◆ **Tasks and exercises**
(1) Copy the passage about Sherman from "Sherman enrolled in" up to and including "his final exam.".
(2) Decide whether each statement agrees with the passage about Sherman, answering yes or no and quoting the deciding words of the passage: (a) Sherman finished his service in Oakland with graves registration. (b) The friend who recommended shoe repair was himself a barber. (c) Sherman had planned a 10-year career in the Army.

◆ **Page text**
══════════
Sherman was with the 97th Combat Engineer Unit, an all-black regiment. His next assignment was to Guam with the 1315th Combat Engineers. They built Quonset huts and a PX. From there, he went home on emergency leave to visit his sister who was terminally ill.
Back in California, Sherman served in the 1900th Station Compliment.
While unloading pillows, he got a strain and had to undergo hernia surgery.
He finished his service in Oakland with graves registration. While there, he played football with the Oakland Air Base Knights and had the opportunity to go against Joe Perry’s old team at Treasure Island Naval Station. Perry had gone on to a career with the San Francisco 49ers and became one of the NFL’s first black stars.
Sherman mustered out of the service after two years, 11 months and 28 days. He had planned to make a 20-year career, but the Army wasn’t interested in keeping blacks in the then-segregated military.
Back in Winchester, Sherman pondered his future.
“I was thinking of barbering, but a friend of mine recommended shoe repair instead. He was a barber.”
Sherman enrolled in shoe repair at the West Kentucky Vocational School in Paducah. In late 1949, with a flood closing in on the campus, Sherman came back home and couldn’t return in time to take his final exam.
“Fortunately, President Timberlake was good friends with the principal at Oliver School, George Adams, who could give me the test. The day I went in, Professor Adams was out of the office. I met the student he left in charge, a Miss Chambers, who later became my wife.
“I remember our best date ever. It was a Thanksgiving dance, 1949, at Joyland on Oliver Street. The band was late, but it was 60 degrees, and everybody had a good time. The next day came the deepest snow we ever saw. Ann and I got married on Dec. 22, 1951.”
Ann and Sherman have three daughters: Janice, Juanita and Natalie.
══════════
◆ **Study material**

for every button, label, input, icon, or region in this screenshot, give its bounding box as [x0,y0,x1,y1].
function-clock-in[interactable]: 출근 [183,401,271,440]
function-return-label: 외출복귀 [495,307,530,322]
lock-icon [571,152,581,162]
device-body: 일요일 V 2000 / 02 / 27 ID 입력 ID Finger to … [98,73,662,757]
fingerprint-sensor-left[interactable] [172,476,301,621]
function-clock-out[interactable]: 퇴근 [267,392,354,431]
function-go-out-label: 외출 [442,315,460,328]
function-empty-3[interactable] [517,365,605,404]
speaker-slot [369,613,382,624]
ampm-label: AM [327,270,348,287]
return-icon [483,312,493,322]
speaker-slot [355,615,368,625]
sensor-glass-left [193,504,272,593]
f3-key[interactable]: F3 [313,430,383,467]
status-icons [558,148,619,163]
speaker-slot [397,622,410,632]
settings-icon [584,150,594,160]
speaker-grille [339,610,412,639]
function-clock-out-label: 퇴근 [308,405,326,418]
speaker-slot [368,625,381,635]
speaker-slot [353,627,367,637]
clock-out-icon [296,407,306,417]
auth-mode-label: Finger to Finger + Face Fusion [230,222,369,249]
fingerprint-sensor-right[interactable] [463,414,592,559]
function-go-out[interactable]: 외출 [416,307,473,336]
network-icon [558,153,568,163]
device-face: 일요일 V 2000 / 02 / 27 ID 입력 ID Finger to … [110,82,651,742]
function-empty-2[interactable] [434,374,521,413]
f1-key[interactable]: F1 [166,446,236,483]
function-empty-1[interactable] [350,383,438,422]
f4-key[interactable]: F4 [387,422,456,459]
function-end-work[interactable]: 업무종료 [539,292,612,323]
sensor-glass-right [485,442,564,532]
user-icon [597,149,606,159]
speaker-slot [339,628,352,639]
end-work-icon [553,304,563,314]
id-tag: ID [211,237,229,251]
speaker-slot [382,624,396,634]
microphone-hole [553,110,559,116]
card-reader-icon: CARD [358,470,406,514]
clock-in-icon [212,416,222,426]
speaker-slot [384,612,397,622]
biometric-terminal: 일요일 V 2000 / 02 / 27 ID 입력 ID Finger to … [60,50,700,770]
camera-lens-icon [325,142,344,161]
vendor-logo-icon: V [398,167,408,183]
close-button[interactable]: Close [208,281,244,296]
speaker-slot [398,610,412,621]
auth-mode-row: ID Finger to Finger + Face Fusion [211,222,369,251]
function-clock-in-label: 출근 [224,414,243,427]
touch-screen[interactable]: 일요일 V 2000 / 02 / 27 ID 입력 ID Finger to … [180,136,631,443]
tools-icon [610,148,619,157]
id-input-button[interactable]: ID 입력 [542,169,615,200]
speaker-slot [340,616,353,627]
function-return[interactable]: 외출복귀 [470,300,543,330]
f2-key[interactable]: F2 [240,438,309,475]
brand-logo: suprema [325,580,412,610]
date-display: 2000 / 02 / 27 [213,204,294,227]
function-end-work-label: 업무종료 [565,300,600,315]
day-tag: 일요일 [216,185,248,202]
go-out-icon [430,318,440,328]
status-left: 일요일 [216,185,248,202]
══════════
◆ **Exercise responses**
(1)
Sherman enrolled in shoe repair at the West Kentucky Vocational School in Paducah. In late 1949, with a flood closing in on the campus, Sherman came back home and couldn’t return in time to take his final exam.

(2)
(a) Yes: "He finished his service in Oakland with graves registration."
(b) Yes: "I was thinking of barbering, but a friend of mine recommended shoe repair instead. He was a barber."
(c) No: "He had planned to make a 20-year career"